* [Extrait du document]:
-.-.-

Photo d'archives, Pierre-Paul Poulin
Sophie Brochu cédera la barre d’Hydro-Québec le 11 avril, deux ans avant la fin de son mandat de cinq ans. Elle n’obtiendra pas d’indemnité de départ, a-t-elle confirmé à TVA Nouvelles.

Le premier ministre François Legault n’aurait pas tenté de la retenir, car la décision était « irrévocable », selon ce qu’a dit Sophie Brochu en entrevue à TVA. 

Elle aura effectué l’un des plus courts mandats de PDG d’HQ depuis les années 1970 et elle part alors que d’importants chantiers doivent être réalisés. 

« Ceux qui me connaissent savent que je suis une architecte », a-t-elle dit, ajoutant qu’il était sain d’aller chercher quelqu’un dont « le talent est celui de l’exécution d’un plan ». 

En 12 ans à la tête d’Énergir auparavant, Mme Brochu avait pourtant été en mesure de concevoir et d’exécuter ses plans stratégiques.

Son départ le 11 avril précédera de peu celui de la présidente du CA, Jacynthe Côté, qui a annoncé, début décembre, qu’elle ne renouvellerait pas son mandat se terminant en mai 2023.

À l’automne, les médias ont dévoilé que le courant passait mal entre Mme Brochu et le puissant ministre de l’Économie, de l’Innovation et de l’Énergie, Pierre Fitzgibbon. Le jour où il avait été assermenté en octobre, elle avait confirmé à ses employés son intention de rester en poste, tout en reconnaissant s’être posé des questions sur la gouvernance. La formation d’un comité de l’énergie présidé par François Legault avait, semble-t-il, favorisé sa décision de continuer.

-.-.-

* [Données fournies]:
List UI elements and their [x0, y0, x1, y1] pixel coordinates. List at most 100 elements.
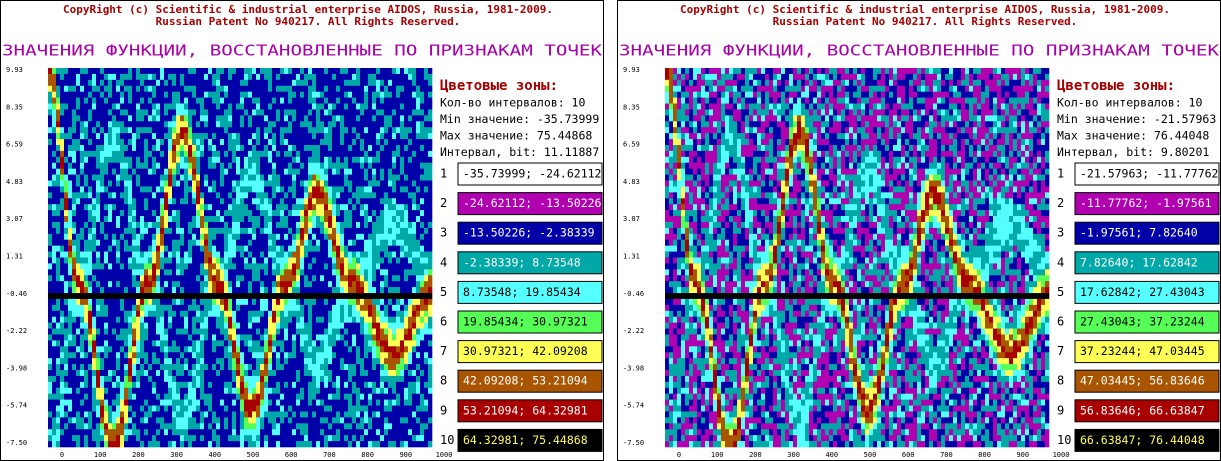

-.-.-

* [Défis à relever]:
a: D'après l'extrait du document, à quelle date Sophie Brochu quittera-t-elle la tête d'Hydro-Québec ?
b: Renvoyez mot pour mot tout ce qui va de « Le premier ministre » jusqu'à « ses plans stratégiques. » dans l'extrait du document.

* [Réponses par tâche]:
a: Le 11 avril.

b:
Le premier ministre François Legault n’aurait pas tenté de la retenir, car la décision était « irrévocable », selon ce qu’a dit Sophie Brochu en entrevue à TVA. 

Elle aura effectué l’un des plus courts mandats de PDG d’HQ depuis les années 1970 et elle part alors que d’importants chantiers doivent être réalisés. 

« Ceux qui me connaissent savent que je suis une architecte », a-t-elle dit, ajoutant qu’il était sain d’aller chercher quelqu’un dont « le talent est celui de l’exécution d’un plan ». 

En 12 ans à la tête d’Énergir auparavant, Mme Brochu avait pourtant été en mesure de concevoir et d’exécuter ses plans stratégiques.